Give the data again, word for word.

• • • • • • •

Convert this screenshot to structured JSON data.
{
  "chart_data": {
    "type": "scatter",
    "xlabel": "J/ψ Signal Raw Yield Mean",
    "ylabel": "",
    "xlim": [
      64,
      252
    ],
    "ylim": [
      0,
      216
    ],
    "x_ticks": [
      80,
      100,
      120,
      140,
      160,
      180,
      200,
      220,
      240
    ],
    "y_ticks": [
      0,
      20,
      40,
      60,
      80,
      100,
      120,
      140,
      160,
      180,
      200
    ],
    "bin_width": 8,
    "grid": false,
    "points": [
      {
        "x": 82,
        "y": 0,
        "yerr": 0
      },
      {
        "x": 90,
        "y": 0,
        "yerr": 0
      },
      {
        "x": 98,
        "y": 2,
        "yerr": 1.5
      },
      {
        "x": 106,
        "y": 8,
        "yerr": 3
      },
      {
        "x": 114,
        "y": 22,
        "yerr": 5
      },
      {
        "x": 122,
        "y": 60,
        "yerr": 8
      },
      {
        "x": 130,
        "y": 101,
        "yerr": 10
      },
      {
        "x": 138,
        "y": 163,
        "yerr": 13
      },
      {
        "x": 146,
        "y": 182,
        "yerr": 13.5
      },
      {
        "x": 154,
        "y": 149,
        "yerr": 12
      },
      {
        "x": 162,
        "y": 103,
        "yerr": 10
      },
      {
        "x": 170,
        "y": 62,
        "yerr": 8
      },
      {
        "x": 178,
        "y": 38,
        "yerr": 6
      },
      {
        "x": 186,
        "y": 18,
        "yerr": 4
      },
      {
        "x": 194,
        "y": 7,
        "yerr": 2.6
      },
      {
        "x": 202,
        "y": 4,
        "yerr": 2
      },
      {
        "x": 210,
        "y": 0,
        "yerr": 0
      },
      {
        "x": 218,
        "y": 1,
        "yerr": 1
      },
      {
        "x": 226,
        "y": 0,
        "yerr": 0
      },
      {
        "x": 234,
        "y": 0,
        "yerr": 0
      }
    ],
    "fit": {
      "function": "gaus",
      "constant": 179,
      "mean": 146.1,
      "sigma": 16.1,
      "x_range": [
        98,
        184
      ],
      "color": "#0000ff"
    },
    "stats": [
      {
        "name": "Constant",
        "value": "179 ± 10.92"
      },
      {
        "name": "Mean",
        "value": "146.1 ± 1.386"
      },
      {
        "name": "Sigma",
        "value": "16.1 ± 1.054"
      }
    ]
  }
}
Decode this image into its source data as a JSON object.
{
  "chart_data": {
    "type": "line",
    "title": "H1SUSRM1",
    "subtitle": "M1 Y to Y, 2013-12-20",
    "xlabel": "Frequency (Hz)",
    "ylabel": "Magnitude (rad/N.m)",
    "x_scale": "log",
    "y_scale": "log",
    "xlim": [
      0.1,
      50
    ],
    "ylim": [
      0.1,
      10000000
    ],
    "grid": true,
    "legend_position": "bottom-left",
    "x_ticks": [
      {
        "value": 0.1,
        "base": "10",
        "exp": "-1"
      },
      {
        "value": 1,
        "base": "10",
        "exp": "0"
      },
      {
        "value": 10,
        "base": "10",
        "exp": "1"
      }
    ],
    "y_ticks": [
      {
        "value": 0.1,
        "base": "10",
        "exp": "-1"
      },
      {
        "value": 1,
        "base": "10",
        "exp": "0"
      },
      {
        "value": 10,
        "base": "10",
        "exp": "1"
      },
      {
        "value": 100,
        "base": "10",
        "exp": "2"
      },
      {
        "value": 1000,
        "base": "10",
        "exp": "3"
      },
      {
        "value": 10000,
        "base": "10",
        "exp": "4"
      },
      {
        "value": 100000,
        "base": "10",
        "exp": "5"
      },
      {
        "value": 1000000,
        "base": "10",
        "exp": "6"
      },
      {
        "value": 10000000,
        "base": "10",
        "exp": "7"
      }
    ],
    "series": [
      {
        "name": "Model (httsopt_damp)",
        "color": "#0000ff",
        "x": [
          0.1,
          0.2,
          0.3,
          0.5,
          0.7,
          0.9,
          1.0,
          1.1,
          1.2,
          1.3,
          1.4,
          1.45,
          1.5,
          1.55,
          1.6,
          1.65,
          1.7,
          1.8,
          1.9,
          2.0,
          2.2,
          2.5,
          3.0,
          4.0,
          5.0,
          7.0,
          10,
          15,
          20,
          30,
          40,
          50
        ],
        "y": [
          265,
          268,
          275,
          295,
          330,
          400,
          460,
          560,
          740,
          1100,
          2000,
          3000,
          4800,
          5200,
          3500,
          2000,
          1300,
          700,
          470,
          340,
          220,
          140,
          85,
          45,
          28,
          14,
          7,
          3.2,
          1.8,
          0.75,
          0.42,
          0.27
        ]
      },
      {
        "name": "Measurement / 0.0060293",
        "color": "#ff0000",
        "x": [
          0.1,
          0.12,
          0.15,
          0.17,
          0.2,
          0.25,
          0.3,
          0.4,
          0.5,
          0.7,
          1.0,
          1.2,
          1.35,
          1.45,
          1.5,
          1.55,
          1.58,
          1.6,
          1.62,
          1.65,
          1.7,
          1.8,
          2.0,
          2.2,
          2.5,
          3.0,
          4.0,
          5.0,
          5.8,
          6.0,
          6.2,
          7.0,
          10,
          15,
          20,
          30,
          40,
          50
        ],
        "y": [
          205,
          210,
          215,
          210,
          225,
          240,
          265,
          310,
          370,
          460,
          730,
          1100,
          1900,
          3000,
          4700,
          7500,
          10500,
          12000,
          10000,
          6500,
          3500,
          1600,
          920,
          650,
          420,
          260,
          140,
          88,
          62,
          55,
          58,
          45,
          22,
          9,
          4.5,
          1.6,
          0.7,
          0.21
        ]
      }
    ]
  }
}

• • • • • • •

■ EXERCISE ANSWER ■
Convert this screenshot to structured JSON data.
{
  "chart_data": {
    "type": "scatter",
    "xlabel": "J/ψ Signal Raw Yield Mean",
    "ylabel": "",
    "xlim": [
      64,
      252
    ],
    "ylim": [
      0,
      216
    ],
    "x_ticks": [
      80,
      100,
      120,
      140,
      160,
      180,
      200,
      220,
      240
    ],
    "y_ticks": [
      0,
      20,
      40,
      60,
      80,
      100,
      120,
      140,
      160,
      180,
      200
    ],
    "bin_width": 8,
    "grid": false,
    "points": [
      {
        "x": 82,
        "y": 0,
        "yerr": 0
      },
      {
        "x": 90,
        "y": 0,
        "yerr": 0
      },
      {
        "x": 98,
        "y": 2,
        "yerr": 1.5
      },
      {
        "x": 106,
        "y": 8,
        "yerr": 3
      },
      {
        "x": 114,
        "y": 22,
        "yerr": 5
      },
      {
        "x": 122,
        "y": 60,
        "yerr": 8
      },
      {
        "x": 130,
        "y": 101,
        "yerr": 10
      },
      {
        "x": 138,
        "y": 163,
        "yerr": 13
      },
      {
        "x": 146,
        "y": 182,
        "yerr": 13.5
      },
      {
        "x": 154,
        "y": 149,
        "yerr": 12
      },
      {
        "x": 162,
        "y": 103,
        "yerr": 10
      },
      {
        "x": 170,
        "y": 62,
        "yerr": 8
      },
      {
        "x": 178,
        "y": 38,
        "yerr": 6
      },
      {
        "x": 186,
        "y": 18,
        "yerr": 4
      },
      {
        "x": 194,
        "y": 7,
        "yerr": 2.6
      },
      {
        "x": 202,
        "y": 4,
        "yerr": 2
      },
      {
        "x": 210,
        "y": 0,
        "yerr": 0
      },
      {
        "x": 218,
        "y": 1,
        "yerr": 1
      },
      {
        "x": 226,
        "y": 0,
        "yerr": 0
      },
      {
        "x": 234,
        "y": 0,
        "yerr": 0
      }
    ],
    "fit": {
      "function": "gaus",
      "constant": 179,
      "mean": 146.1,
      "sigma": 16.1,
      "x_range": [
        98,
        184
      ],
      "color": "#0000ff"
    },
    "stats": [
      {
        "name": "Constant",
        "value": "179 ± 10.92"
      },
      {
        "name": "Mean",
        "value": "146.1 ± 1.386"
      },
      {
        "name": "Sigma",
        "value": "16.1 ± 1.054"
      }
    ]
  }
}
Decode this image into its source data as a JSON object.
{
  "chart_data": {
    "type": "line",
    "title": "H1SUSRM1",
    "subtitle": "M1 Y to Y, 2013-12-20",
    "xlabel": "Frequency (Hz)",
    "ylabel": "Magnitude (rad/N.m)",
    "x_scale": "log",
    "y_scale": "log",
    "xlim": [
      0.1,
      50
    ],
    "ylim": [
      0.1,
      10000000
    ],
    "grid": true,
    "legend_position": "bottom-left",
    "x_ticks": [
      {
        "value": 0.1,
        "base": "10",
        "exp": "-1"
      },
      {
        "value": 1,
        "base": "10",
        "exp": "0"
      },
      {
        "value": 10,
        "base": "10",
        "exp": "1"
      }
    ],
    "y_ticks": [
      {
        "value": 0.1,
        "base": "10",
        "exp": "-1"
      },
      {
        "value": 1,
        "base": "10",
        "exp": "0"
      },
      {
        "value": 10,
        "base": "10",
        "exp": "1"
      },
      {
        "value": 100,
        "base": "10",
        "exp": "2"
      },
      {
        "value": 1000,
        "base": "10",
        "exp": "3"
      },
      {
        "value": 10000,
        "base": "10",
        "exp": "4"
      },
      {
        "value": 100000,
        "base": "10",
        "exp": "5"
      },
      {
        "value": 1000000,
        "base": "10",
        "exp": "6"
      },
      {
        "value": 10000000,
        "base": "10",
        "exp": "7"
      }
    ],
    "series": [
      {
        "name": "Model (httsopt_damp)",
        "color": "#0000ff",
        "x": [
          0.1,
          0.2,
          0.3,
          0.5,
          0.7,
          0.9,
          1.0,
          1.1,
          1.2,
          1.3,
          1.4,
          1.45,
          1.5,
          1.55,
          1.6,
          1.65,
          1.7,
          1.8,
          1.9,
          2.0,
          2.2,
          2.5,
          3.0,
          4.0,
          5.0,
          7.0,
          10,
          15,
          20,
          30,
          40,
          50
        ],
        "y": [
          265,
          268,
          275,
          295,
          330,
          400,
          460,
          560,
          740,
          1100,
          2000,
          3000,
          4800,
          5200,
          3500,
          2000,
          1300,
          700,
          470,
          340,
          220,
          140,
          85,
          45,
          28,
          14,
          7,
          3.2,
          1.8,
          0.75,
          0.42,
          0.27
        ]
      },
      {
        "name": "Measurement / 0.0060293",
        "color": "#ff0000",
        "x": [
          0.1,
          0.12,
          0.15,
          0.17,
          0.2,
          0.25,
          0.3,
          0.4,
          0.5,
          0.7,
          1.0,
          1.2,
          1.35,
          1.45,
          1.5,
          1.55,
          1.58,
          1.6,
          1.62,
          1.65,
          1.7,
          1.8,
          2.0,
          2.2,
          2.5,
          3.0,
          4.0,
          5.0,
          5.8,
          6.0,
          6.2,
          7.0,
          10,
          15,
          20,
          30,
          40,
          50
        ],
        "y": [
          205,
          210,
          215,
          210,
          225,
          240,
          265,
          310,
          370,
          460,
          730,
          1100,
          1900,
          3000,
          4700,
          7500,
          10500,
          12000,
          10000,
          6500,
          3500,
          1600,
          920,
          650,
          420,
          260,
          140,
          88,
          62,
          55,
          58,
          45,
          22,
          9,
          4.5,
          1.6,
          0.7,
          0.21
        ]
      }
    ]
  }
}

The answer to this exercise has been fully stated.